Stored data
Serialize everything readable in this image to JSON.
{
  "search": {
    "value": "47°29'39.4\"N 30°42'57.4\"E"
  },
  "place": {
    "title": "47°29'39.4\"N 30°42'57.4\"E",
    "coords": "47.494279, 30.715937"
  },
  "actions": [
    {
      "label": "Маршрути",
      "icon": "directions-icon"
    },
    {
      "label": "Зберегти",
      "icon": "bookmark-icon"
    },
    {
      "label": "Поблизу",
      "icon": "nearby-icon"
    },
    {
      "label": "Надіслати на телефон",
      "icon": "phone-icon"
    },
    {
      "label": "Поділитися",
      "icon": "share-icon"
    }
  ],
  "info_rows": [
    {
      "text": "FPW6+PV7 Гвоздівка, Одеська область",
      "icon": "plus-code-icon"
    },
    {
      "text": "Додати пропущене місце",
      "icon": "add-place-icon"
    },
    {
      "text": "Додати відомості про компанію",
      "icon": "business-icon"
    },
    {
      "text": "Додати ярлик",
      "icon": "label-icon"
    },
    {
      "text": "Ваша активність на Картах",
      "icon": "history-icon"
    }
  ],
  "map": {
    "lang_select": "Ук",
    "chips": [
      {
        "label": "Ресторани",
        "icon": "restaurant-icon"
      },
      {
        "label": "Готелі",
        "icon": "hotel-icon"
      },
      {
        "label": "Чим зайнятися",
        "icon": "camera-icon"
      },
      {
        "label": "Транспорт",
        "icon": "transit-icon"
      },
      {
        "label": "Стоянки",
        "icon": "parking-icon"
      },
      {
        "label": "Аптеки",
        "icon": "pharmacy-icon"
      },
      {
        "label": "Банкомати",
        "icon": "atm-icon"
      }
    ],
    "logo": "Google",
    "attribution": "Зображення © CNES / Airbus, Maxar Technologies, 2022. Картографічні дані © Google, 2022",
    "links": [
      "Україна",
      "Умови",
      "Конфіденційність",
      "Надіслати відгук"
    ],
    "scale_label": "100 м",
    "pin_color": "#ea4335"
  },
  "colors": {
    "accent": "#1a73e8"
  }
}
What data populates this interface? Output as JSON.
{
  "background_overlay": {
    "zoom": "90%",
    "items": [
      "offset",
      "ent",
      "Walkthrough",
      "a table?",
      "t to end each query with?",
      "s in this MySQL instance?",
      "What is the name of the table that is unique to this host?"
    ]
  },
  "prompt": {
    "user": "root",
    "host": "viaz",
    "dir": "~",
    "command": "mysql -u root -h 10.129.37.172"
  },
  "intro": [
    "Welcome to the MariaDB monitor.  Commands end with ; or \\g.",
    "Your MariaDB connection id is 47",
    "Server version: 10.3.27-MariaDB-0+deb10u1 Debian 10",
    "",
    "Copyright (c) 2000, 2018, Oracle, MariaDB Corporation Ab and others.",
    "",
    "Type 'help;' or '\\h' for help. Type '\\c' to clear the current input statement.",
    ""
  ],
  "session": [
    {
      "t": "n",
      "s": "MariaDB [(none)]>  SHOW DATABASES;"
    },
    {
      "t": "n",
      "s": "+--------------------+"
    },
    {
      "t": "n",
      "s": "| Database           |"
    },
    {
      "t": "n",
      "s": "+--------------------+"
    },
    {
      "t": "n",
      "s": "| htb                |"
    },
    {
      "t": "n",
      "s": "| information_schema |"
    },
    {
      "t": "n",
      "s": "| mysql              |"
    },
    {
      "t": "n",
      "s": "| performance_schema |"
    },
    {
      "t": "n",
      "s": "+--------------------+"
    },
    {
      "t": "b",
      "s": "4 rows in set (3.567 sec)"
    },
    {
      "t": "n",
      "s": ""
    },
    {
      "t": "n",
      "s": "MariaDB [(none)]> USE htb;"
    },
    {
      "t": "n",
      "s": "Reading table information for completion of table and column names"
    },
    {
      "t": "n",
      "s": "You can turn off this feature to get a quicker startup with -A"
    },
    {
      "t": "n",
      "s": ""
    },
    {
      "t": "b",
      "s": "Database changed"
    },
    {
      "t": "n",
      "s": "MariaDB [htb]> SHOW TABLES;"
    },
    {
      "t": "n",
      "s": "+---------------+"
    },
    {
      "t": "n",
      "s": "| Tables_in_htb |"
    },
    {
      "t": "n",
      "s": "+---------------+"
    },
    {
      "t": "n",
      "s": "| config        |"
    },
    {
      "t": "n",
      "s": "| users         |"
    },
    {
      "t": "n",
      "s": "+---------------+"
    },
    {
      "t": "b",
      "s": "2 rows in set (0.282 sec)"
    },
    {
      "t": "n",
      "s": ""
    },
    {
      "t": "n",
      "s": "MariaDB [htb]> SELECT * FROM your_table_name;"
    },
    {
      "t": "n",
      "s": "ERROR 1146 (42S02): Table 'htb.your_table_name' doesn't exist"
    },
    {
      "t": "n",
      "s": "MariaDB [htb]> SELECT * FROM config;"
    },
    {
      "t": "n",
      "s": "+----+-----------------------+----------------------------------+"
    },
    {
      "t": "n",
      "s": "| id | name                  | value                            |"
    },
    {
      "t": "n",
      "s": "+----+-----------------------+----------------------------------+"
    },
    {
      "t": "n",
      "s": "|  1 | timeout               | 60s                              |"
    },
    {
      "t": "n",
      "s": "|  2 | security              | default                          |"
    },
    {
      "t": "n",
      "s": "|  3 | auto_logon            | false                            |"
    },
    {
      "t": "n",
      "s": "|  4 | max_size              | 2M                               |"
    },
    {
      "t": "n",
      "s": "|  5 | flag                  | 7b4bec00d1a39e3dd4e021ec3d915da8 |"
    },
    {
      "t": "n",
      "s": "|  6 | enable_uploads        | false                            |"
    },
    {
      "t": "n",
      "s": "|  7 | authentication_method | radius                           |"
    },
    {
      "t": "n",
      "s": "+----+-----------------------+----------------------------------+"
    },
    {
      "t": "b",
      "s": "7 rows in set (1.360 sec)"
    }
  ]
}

- _STATED TASK_
Collect, from the material above, every line containing the word "Додати".

- _THE RESULT_
      "text": "Додати пропущене місце",
      "text": "Додати відомості про компанію",
      "text": "Додати ярлик",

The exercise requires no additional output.